* _TASK BRIEF_
Search the records for the word "advice" and pick out every line that has it.

* _DATA PROVIDED_
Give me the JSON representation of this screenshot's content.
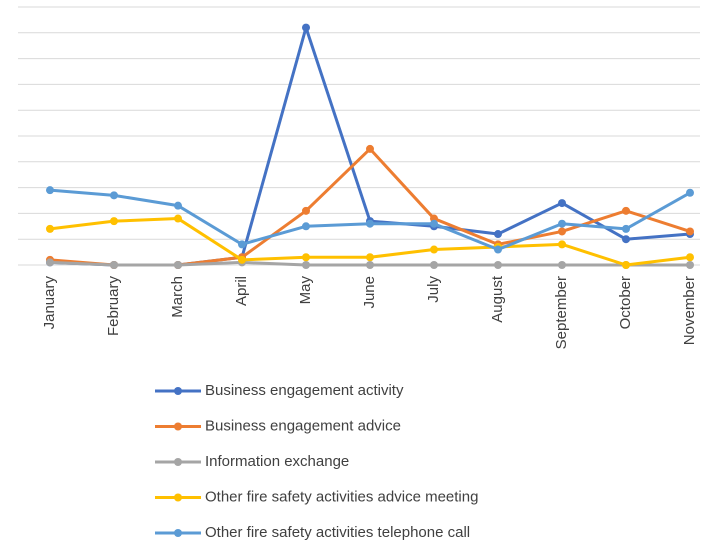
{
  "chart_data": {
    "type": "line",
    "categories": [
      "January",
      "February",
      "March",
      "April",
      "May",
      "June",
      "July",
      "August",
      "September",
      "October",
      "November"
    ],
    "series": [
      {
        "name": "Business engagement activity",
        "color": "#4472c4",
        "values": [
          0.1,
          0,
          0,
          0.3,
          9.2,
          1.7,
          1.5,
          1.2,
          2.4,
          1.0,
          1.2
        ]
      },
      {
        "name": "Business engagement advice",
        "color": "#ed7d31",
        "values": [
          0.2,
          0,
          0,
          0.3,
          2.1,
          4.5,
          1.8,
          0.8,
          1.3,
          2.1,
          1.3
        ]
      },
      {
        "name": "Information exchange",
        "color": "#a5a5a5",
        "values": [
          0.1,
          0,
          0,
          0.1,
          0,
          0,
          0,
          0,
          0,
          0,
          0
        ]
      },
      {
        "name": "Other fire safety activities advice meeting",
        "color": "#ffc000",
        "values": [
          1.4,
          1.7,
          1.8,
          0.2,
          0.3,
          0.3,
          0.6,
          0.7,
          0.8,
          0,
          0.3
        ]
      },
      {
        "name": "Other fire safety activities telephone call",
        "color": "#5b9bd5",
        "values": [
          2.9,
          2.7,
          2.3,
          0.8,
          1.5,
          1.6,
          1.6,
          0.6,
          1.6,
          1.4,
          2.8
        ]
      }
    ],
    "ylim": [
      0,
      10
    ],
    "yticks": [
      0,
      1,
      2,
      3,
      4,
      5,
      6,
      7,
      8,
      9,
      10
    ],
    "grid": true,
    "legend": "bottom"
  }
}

* _RESPONSE TO THE EXERCISE_
        "name": "Business engagement advice",
        "name": "Other fire safety activities advice meeting",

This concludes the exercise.